> What to produce
The listing below should be printed exactly, every line of it. Skip the pictures.

> Given records
+++++

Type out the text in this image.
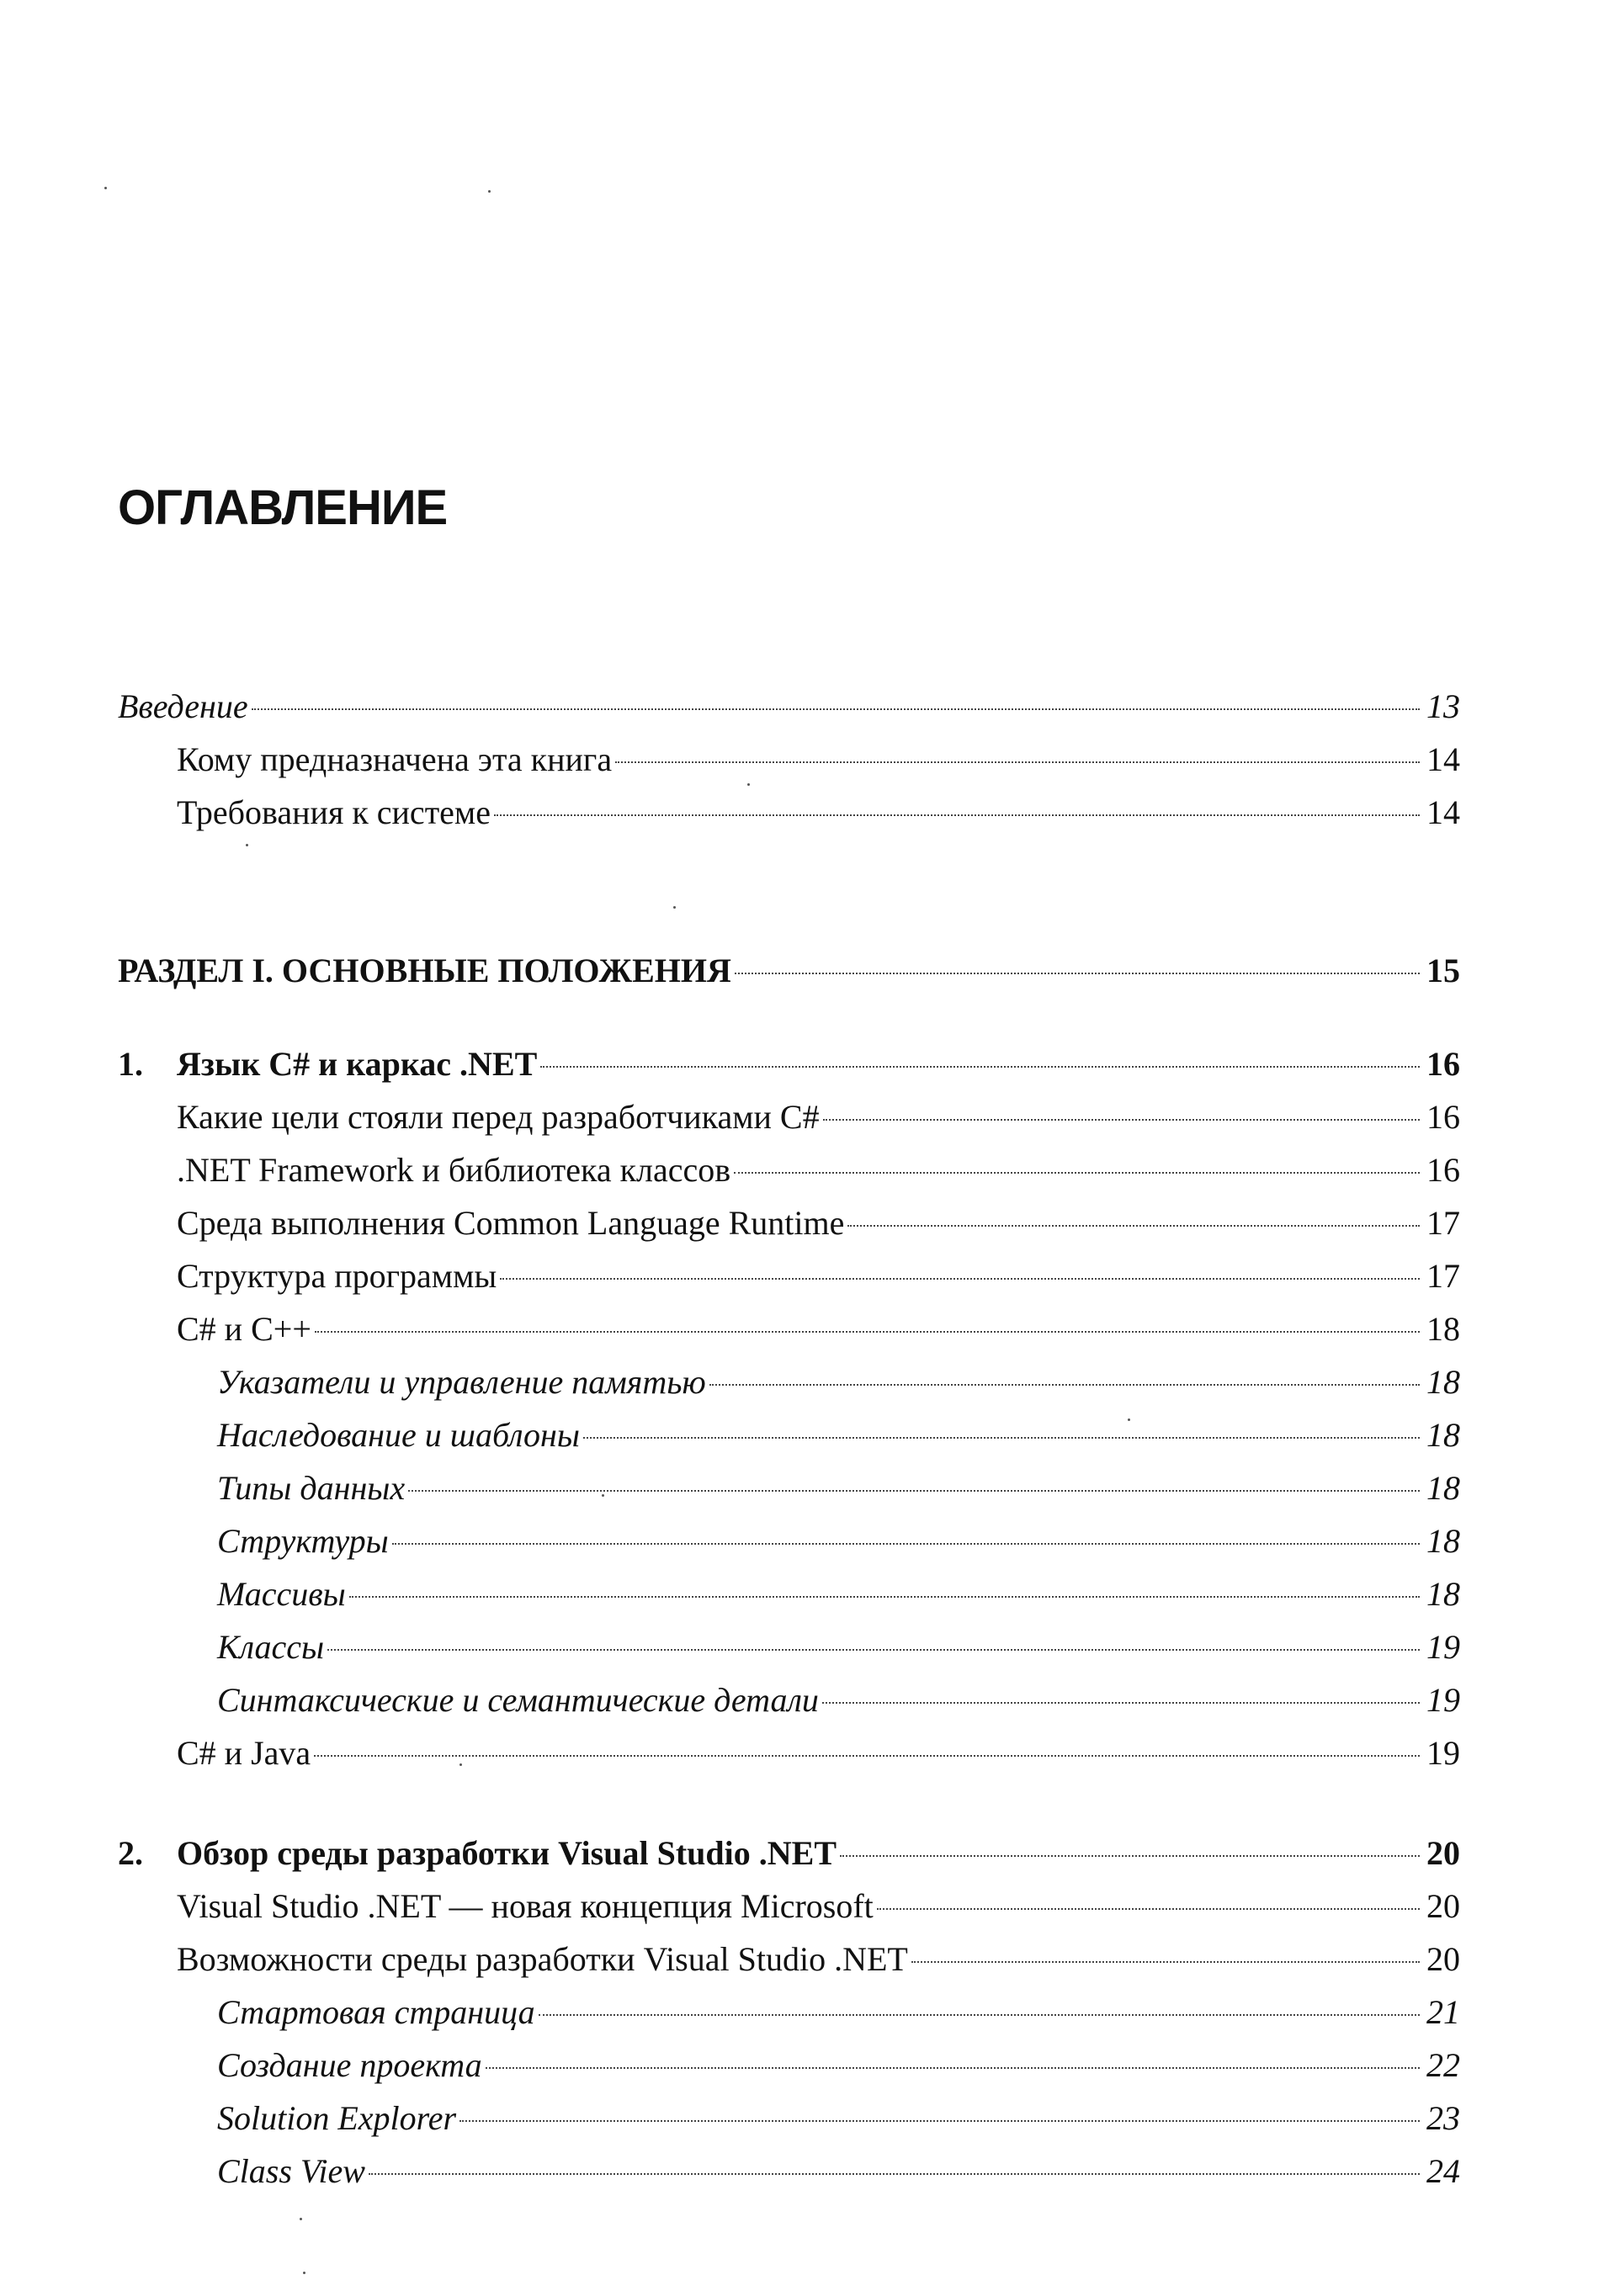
ОГЛАВЛЕНИЕ
Введение	13
Кому предназначена эта книга	14
Требования к системе	14
РАЗДЕЛ I. ОСНОВНЫЕ ПОЛОЖЕНИЯ	15
1. Язык C# и каркас .NET	16
Какие цели стояли перед разработчиками C#	16
.NET Framework и библиотека классов	16
Среда выполнения Common Language Runtime	17
Структура программы	17
C# и C++	18
Указатели и управление памятью	18
Наследование и шаблоны	18
Типы данных	18
Структуры	18
Массивы	18
Классы	19
Синтаксические и семантические детали	19
C# и Java	19
2. Обзор среды разработки Visual Studio .NET	20
Visual Studio .NET — новая концепция Microsoft	20
Возможности среды разработки Visual Studio .NET	20
Стартовая страница	21
Создание проекта	22
Solution Explorer	23
Class View	24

+++++

> Reply
Type out the text in this image.
ОГЛАВЛЕНИЕ
Введение	13
Кому предназначена эта книга	14
Требования к системе	14
РАЗДЕЛ I. ОСНОВНЫЕ ПОЛОЖЕНИЯ	15
1. Язык C# и каркас .NET	16
Какие цели стояли перед разработчиками C#	16
.NET Framework и библиотека классов	16
Среда выполнения Common Language Runtime	17
Структура программы	17
C# и C++	18
Указатели и управление памятью	18
Наследование и шаблоны	18
Типы данных	18
Структуры	18
Массивы	18
Классы	19
Синтаксические и семантические детали	19
C# и Java	19
2. Обзор среды разработки Visual Studio .NET	20
Visual Studio .NET — новая концепция Microsoft	20
Возможности среды разработки Visual Studio .NET	20
Стартовая страница	21
Создание проекта	22
Solution Explorer	23
Class View	24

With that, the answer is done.